SET TASK A: Set down the stretch of the passage on banking architecture from "So if you can" through "what have you.", copying it word for word.

So that got us to thinking, "What if we could replicate this kind of success on top of multiple mainframe-ish or big JEE, or big sort of traditional monolithic environments," right? So how would we actually design a reference architecture where we could have a repeatable process to build on top of that? And right now, it's mostly focused in the banking world. I have a few folks who we're working with to actually implement this, but it should look strikingly like a lot of the things that we've already discussed today. You can see a set of microservices that are handling REST transactions, but they're only communicating with the back-end through an event stream. It kind of sounds like an event-sourcing pattern, right? You have a set of utility services that are listening to the event stream and then acting upon the rest of the system, and then we're able to actually, you know, have real-time analytics, real-time, say, next best offer.

So if you can imagine the real-life scenarios of this, if you're filling out a mortgage form but we can tell halfway through that you don't actually qualify for what you're filling out, we can give you something that you do qualify for and potentially keep you as a customer because we're listening to the events that are coming off of you filling out that form. Or we can have a customer service agent literally share the same screen with you because we're just capturing the down events, right? Because all of this is...you know, they're synchronous transactions as far as submitting forms, what have you, but most of it is streamed over either WebSockets or MQTT or what have you.

So a couple of other interesting things have come out of that. So it's specifically in the financial services world, but I suspect in many other places as well there's a really strong, almost religious attachment to the concept of a session, right? You need that sort of transaction integrity, right? I see laughing from the other banking guy here. It's like, "Yeah." I suspect that some of the older VPs in many banks have an altar somewhere in their house where they sacrifice to the session gods, right? But they actually have a point, right? Because you need to be able to guarantee transaction integrity, you need to be able to play it back, you need to be able to send transactions in order to regulators so that they know everything's on the up and up. There's a lot of heavyweight behind that. And frankly, that's sort of, you know, it's how a lot of the back-end business processes work. So we need to have, you know, nice double handshake asset-compliant transactions in many cases. But what does the concept of sticky sessions leave us with, with our services, with the rest of our architecture? It has a massive tradeoff, right? We find it very, very difficult to be scalable, to be distributed, to have developers work on isolated pieces, right?

DATA LINES:
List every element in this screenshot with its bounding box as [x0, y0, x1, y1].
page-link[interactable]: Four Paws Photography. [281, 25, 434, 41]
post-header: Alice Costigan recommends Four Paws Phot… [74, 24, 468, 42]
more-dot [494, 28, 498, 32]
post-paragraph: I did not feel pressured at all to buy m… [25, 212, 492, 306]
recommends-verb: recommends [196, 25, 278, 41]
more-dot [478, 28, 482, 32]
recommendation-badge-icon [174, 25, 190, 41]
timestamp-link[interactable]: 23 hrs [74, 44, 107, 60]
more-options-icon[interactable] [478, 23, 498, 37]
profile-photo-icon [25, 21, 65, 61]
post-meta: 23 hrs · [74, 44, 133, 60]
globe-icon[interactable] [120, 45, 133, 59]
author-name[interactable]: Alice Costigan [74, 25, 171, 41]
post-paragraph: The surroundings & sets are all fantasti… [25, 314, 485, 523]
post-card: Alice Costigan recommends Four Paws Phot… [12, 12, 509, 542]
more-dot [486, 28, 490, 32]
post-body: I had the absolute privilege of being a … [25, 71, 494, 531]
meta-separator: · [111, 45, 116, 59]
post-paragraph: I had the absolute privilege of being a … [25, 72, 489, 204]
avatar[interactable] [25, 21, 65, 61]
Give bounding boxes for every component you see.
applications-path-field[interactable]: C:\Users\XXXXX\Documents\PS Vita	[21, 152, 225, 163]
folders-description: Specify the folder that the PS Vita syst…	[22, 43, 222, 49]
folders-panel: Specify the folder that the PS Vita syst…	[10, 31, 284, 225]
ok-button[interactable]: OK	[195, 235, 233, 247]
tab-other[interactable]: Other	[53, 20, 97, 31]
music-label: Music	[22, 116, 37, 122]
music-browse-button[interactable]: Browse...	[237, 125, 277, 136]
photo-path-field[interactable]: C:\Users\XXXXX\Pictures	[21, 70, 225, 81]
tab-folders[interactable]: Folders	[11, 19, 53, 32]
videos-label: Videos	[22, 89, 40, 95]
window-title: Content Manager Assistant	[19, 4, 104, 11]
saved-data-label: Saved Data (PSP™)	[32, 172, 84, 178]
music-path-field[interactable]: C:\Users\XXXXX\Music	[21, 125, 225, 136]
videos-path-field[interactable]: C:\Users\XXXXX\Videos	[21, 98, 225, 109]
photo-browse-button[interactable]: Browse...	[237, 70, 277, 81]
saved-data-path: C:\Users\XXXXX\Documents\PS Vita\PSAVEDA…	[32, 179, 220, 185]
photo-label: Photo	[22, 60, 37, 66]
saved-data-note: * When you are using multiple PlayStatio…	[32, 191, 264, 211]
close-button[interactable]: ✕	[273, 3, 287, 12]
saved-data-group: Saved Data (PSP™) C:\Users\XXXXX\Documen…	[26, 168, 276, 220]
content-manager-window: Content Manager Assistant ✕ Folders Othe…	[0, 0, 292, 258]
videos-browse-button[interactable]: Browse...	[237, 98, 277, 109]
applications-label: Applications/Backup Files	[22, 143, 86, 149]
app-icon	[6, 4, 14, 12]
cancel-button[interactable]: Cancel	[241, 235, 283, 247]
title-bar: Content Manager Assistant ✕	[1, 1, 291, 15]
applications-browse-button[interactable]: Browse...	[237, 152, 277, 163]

SET TASK B: Extract the entries from their first line through the line containing "folders-panel: Specify the", reproducing each line unchanged.

TASK OUTPUT A:
So if you can imagine the real-life scenarios of this, if you're filling out a mortgage form but we can tell halfway through that you don't actually qualify for what you're filling out, we can give you something that you do qualify for and potentially keep you as a customer because we're listening to the events that are coming off of you filling out that form. Or we can have a customer service agent literally share the same screen with you because we're just capturing the down events, right? Because all of this is...you know, they're synchronous transactions as far as submitting forms, what have you, but most of it is streamed over either WebSockets or MQTT or what have you.

TASK OUTPUT B:
List every element in this screenshot with its bounding box as [x0, y0, x1, y1].
page-link[interactable]: Four Paws Photography. [281, 25, 434, 41]
post-header: Alice Costigan recommends Four Paws Phot… [74, 24, 468, 42]
more-dot [494, 28, 498, 32]
post-paragraph: I did not feel pressured at all to buy m… [25, 212, 492, 306]
recommends-verb: recommends [196, 25, 278, 41]
more-dot [478, 28, 482, 32]
recommendation-badge-icon [174, 25, 190, 41]
timestamp-link[interactable]: 23 hrs [74, 44, 107, 60]
more-options-icon[interactable] [478, 23, 498, 37]
profile-photo-icon [25, 21, 65, 61]
post-meta: 23 hrs · [74, 44, 133, 60]
globe-icon[interactable] [120, 45, 133, 59]
author-name[interactable]: Alice Costigan [74, 25, 171, 41]
post-paragraph: The surroundings & sets are all fantasti… [25, 314, 485, 523]
post-card: Alice Costigan recommends Four Paws Phot… [12, 12, 509, 542]
more-dot [486, 28, 490, 32]
post-body: I had the absolute privilege of being a … [25, 71, 494, 531]
meta-separator: · [111, 45, 116, 59]
post-paragraph: I had the absolute privilege of being a … [25, 72, 489, 204]
avatar[interactable] [25, 21, 65, 61]
Give bounding boxes for every component you see.
applications-path-field[interactable]: C:\Users\XXXXX\Documents\PS Vita	[21, 152, 225, 163]
folders-description: Specify the folder that the PS Vita syst…	[22, 43, 222, 49]
folders-panel: Specify the folder that the PS Vita syst…	[10, 31, 284, 225]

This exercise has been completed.